AIM
Write the entries below out again exactly; any picture in them stays out.

(Stored records)
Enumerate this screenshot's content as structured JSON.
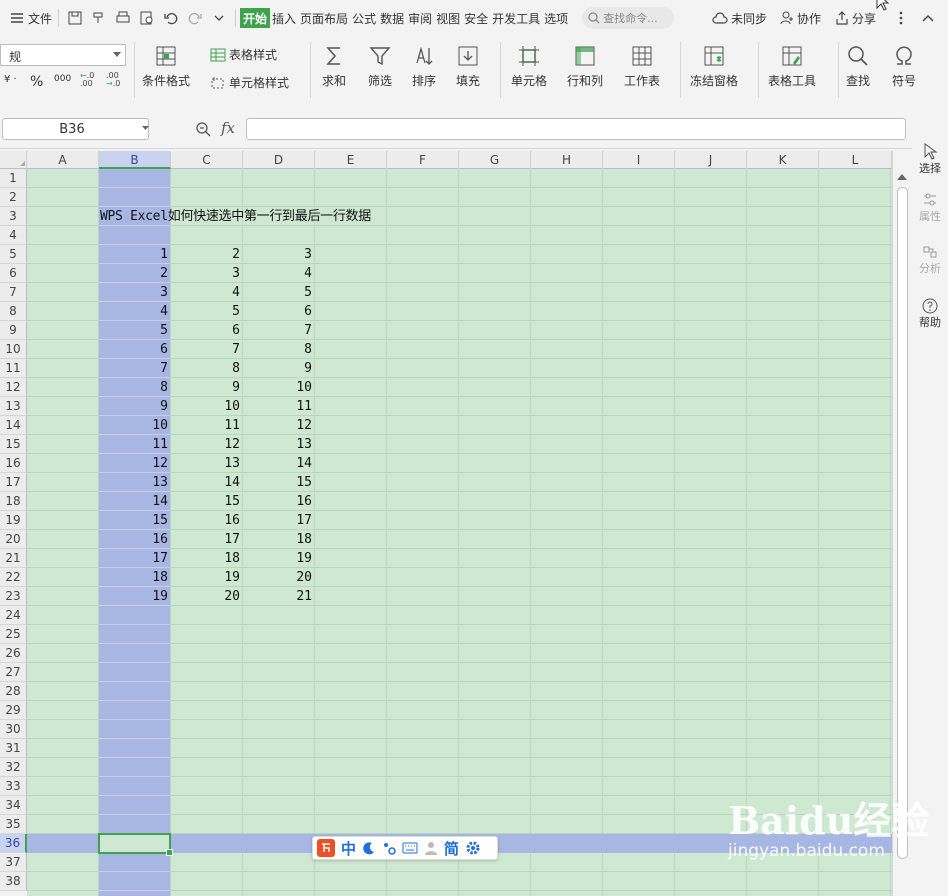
{
  "menu": {
    "file_label": "文件",
    "tabs": [
      "开始",
      "插入",
      "页面布局",
      "公式",
      "数据",
      "审阅",
      "视图",
      "安全",
      "开发工具",
      "选项"
    ],
    "active_tab": "开始",
    "search_placeholder": "查找命令...",
    "right": {
      "sync_label": "未同步",
      "collab_label": "协作",
      "share_label": "分享"
    }
  },
  "ribbon": {
    "number_format": "规",
    "percent": "%",
    "thousands": "000",
    "groups": {
      "cond_format": "条件格式",
      "table_style": "表格样式",
      "cell_style": "单元格样式",
      "sum": "求和",
      "filter": "筛选",
      "sort": "排序",
      "fill": "填充",
      "cell": "单元格",
      "row_col": "行和列",
      "sheet": "工作表",
      "freeze": "冻结窗格",
      "table_tools": "表格工具",
      "find": "查找",
      "symbol": "符号"
    }
  },
  "formula_bar": {
    "name_box": "B36",
    "fx": "fx",
    "formula": ""
  },
  "sheet": {
    "columns": [
      "A",
      "B",
      "C",
      "D",
      "E",
      "F",
      "G",
      "H",
      "I",
      "J",
      "K",
      "L"
    ],
    "selected_column": "B",
    "rows": [
      "1",
      "2",
      "3",
      "4",
      "5",
      "6",
      "7",
      "8",
      "9",
      "10",
      "11",
      "12",
      "13",
      "14",
      "15",
      "16",
      "17",
      "18",
      "19",
      "20",
      "21",
      "22",
      "23",
      "24",
      "25",
      "26",
      "27",
      "28",
      "29",
      "30",
      "31",
      "32",
      "33",
      "34",
      "35",
      "36",
      "37",
      "38"
    ],
    "active_row": "36",
    "title_cell": "WPS Excel如何快速选中第一行到最后一行数据",
    "data_rows": [
      [
        "1",
        "2",
        "3"
      ],
      [
        "2",
        "3",
        "4"
      ],
      [
        "3",
        "4",
        "5"
      ],
      [
        "4",
        "5",
        "6"
      ],
      [
        "5",
        "6",
        "7"
      ],
      [
        "6",
        "7",
        "8"
      ],
      [
        "7",
        "8",
        "9"
      ],
      [
        "8",
        "9",
        "10"
      ],
      [
        "9",
        "10",
        "11"
      ],
      [
        "10",
        "11",
        "12"
      ],
      [
        "11",
        "12",
        "13"
      ],
      [
        "12",
        "13",
        "14"
      ],
      [
        "13",
        "14",
        "15"
      ],
      [
        "14",
        "15",
        "16"
      ],
      [
        "15",
        "16",
        "17"
      ],
      [
        "16",
        "17",
        "18"
      ],
      [
        "17",
        "18",
        "19"
      ],
      [
        "18",
        "19",
        "20"
      ],
      [
        "19",
        "20",
        "21"
      ]
    ]
  },
  "side_panel": {
    "select": "选择",
    "properties": "属性",
    "analysis": "分析",
    "help": "帮助"
  },
  "ime": {
    "chinese": "中",
    "simplified": "简"
  },
  "watermark": {
    "brand": "Baidu经验",
    "url": "jingyan.baidu.com"
  },
  "colors": {
    "accent": "#3fa34d",
    "selection": "#a8b6e3",
    "cell_bg": "#cfe8d1"
  }
}
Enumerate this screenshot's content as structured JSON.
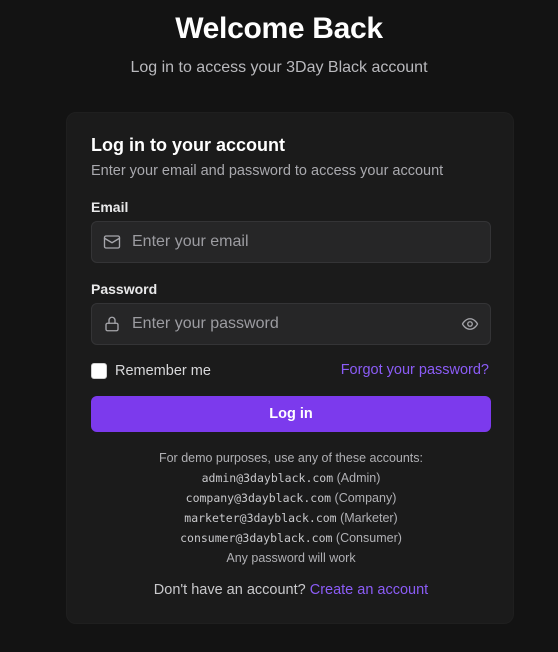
{
  "header": {
    "title": "Welcome Back",
    "subtitle": "Log in to access your 3Day Black account"
  },
  "card": {
    "title": "Log in to your account",
    "description": "Enter your email and password to access your account"
  },
  "form": {
    "email_label": "Email",
    "email_placeholder": "Enter your email",
    "email_value": "",
    "password_label": "Password",
    "password_placeholder": "Enter your password",
    "password_value": "",
    "remember_label": "Remember me",
    "remember_checked": false,
    "forgot_link": "Forgot your password?",
    "submit_label": "Log in"
  },
  "demo": {
    "intro": "For demo purposes, use any of these accounts:",
    "accounts": [
      {
        "email": "admin@3dayblack.com",
        "role": "(Admin)"
      },
      {
        "email": "company@3dayblack.com",
        "role": "(Company)"
      },
      {
        "email": "marketer@3dayblack.com",
        "role": "(Marketer)"
      },
      {
        "email": "consumer@3dayblack.com",
        "role": "(Consumer)"
      }
    ],
    "note": "Any password will work"
  },
  "signup": {
    "prompt": "Don't have an account?",
    "link": "Create an account"
  },
  "icons": {
    "email": "mail-icon",
    "password": "lock-icon",
    "toggle": "eye-icon"
  },
  "colors": {
    "background": "#131313",
    "card": "#1b1b1b",
    "accent": "#7c3aed",
    "link": "#8b5cf6"
  }
}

EXERCISE ANSWER
Enumerate this screenshot's content as structured JSON.
{
  "menu": {
    "file_label": "文件",
    "tabs": [
      "开始",
      "插入",
      "页面布局",
      "公式",
      "数据",
      "审阅",
      "视图",
      "安全",
      "开发工具",
      "选项"
    ],
    "active_tab": "开始",
    "search_placeholder": "查找命令...",
    "right": {
      "sync_label": "未同步",
      "collab_label": "协作",
      "share_label": "分享"
    }
  },
  "ribbon": {
    "number_format": "规",
    "percent": "%",
    "thousands": "000",
    "groups": {
      "cond_format": "条件格式",
      "table_style": "表格样式",
      "cell_style": "单元格样式",
      "sum": "求和",
      "filter": "筛选",
      "sort": "排序",
      "fill": "填充",
      "cell": "单元格",
      "row_col": "行和列",
      "sheet": "工作表",
      "freeze": "冻结窗格",
      "table_tools": "表格工具",
      "find": "查找",
      "symbol": "符号"
    }
  },
  "formula_bar": {
    "name_box": "B36",
    "fx": "fx",
    "formula": ""
  },
  "sheet": {
    "columns": [
      "A",
      "B",
      "C",
      "D",
      "E",
      "F",
      "G",
      "H",
      "I",
      "J",
      "K",
      "L"
    ],
    "selected_column": "B",
    "rows": [
      "1",
      "2",
      "3",
      "4",
      "5",
      "6",
      "7",
      "8",
      "9",
      "10",
      "11",
      "12",
      "13",
      "14",
      "15",
      "16",
      "17",
      "18",
      "19",
      "20",
      "21",
      "22",
      "23",
      "24",
      "25",
      "26",
      "27",
      "28",
      "29",
      "30",
      "31",
      "32",
      "33",
      "34",
      "35",
      "36",
      "37",
      "38"
    ],
    "active_row": "36",
    "title_cell": "WPS Excel如何快速选中第一行到最后一行数据",
    "data_rows": [
      [
        "1",
        "2",
        "3"
      ],
      [
        "2",
        "3",
        "4"
      ],
      [
        "3",
        "4",
        "5"
      ],
      [
        "4",
        "5",
        "6"
      ],
      [
        "5",
        "6",
        "7"
      ],
      [
        "6",
        "7",
        "8"
      ],
      [
        "7",
        "8",
        "9"
      ],
      [
        "8",
        "9",
        "10"
      ],
      [
        "9",
        "10",
        "11"
      ],
      [
        "10",
        "11",
        "12"
      ],
      [
        "11",
        "12",
        "13"
      ],
      [
        "12",
        "13",
        "14"
      ],
      [
        "13",
        "14",
        "15"
      ],
      [
        "14",
        "15",
        "16"
      ],
      [
        "15",
        "16",
        "17"
      ],
      [
        "16",
        "17",
        "18"
      ],
      [
        "17",
        "18",
        "19"
      ],
      [
        "18",
        "19",
        "20"
      ],
      [
        "19",
        "20",
        "21"
      ]
    ]
  },
  "side_panel": {
    "select": "选择",
    "properties": "属性",
    "analysis": "分析",
    "help": "帮助"
  },
  "ime": {
    "chinese": "中",
    "simplified": "简"
  },
  "watermark": {
    "brand": "Baidu经验",
    "url": "jingyan.baidu.com"
  },
  "colors": {
    "accent": "#3fa34d",
    "selection": "#a8b6e3",
    "cell_bg": "#cfe8d1"
  }
}
Enumerate this screenshot's content as structured JSON.
{
  "header": {
    "title": "Welcome Back",
    "subtitle": "Log in to access your 3Day Black account"
  },
  "card": {
    "title": "Log in to your account",
    "description": "Enter your email and password to access your account"
  },
  "form": {
    "email_label": "Email",
    "email_placeholder": "Enter your email",
    "email_value": "",
    "password_label": "Password",
    "password_placeholder": "Enter your password",
    "password_value": "",
    "remember_label": "Remember me",
    "remember_checked": false,
    "forgot_link": "Forgot your password?",
    "submit_label": "Log in"
  },
  "demo": {
    "intro": "For demo purposes, use any of these accounts:",
    "accounts": [
      {
        "email": "admin@3dayblack.com",
        "role": "(Admin)"
      },
      {
        "email": "company@3dayblack.com",
        "role": "(Company)"
      },
      {
        "email": "marketer@3dayblack.com",
        "role": "(Marketer)"
      },
      {
        "email": "consumer@3dayblack.com",
        "role": "(Consumer)"
      }
    ],
    "note": "Any password will work"
  },
  "signup": {
    "prompt": "Don't have an account?",
    "link": "Create an account"
  },
  "icons": {
    "email": "mail-icon",
    "password": "lock-icon",
    "toggle": "eye-icon"
  },
  "colors": {
    "background": "#131313",
    "card": "#1b1b1b",
    "accent": "#7c3aed",
    "link": "#8b5cf6"
  }
}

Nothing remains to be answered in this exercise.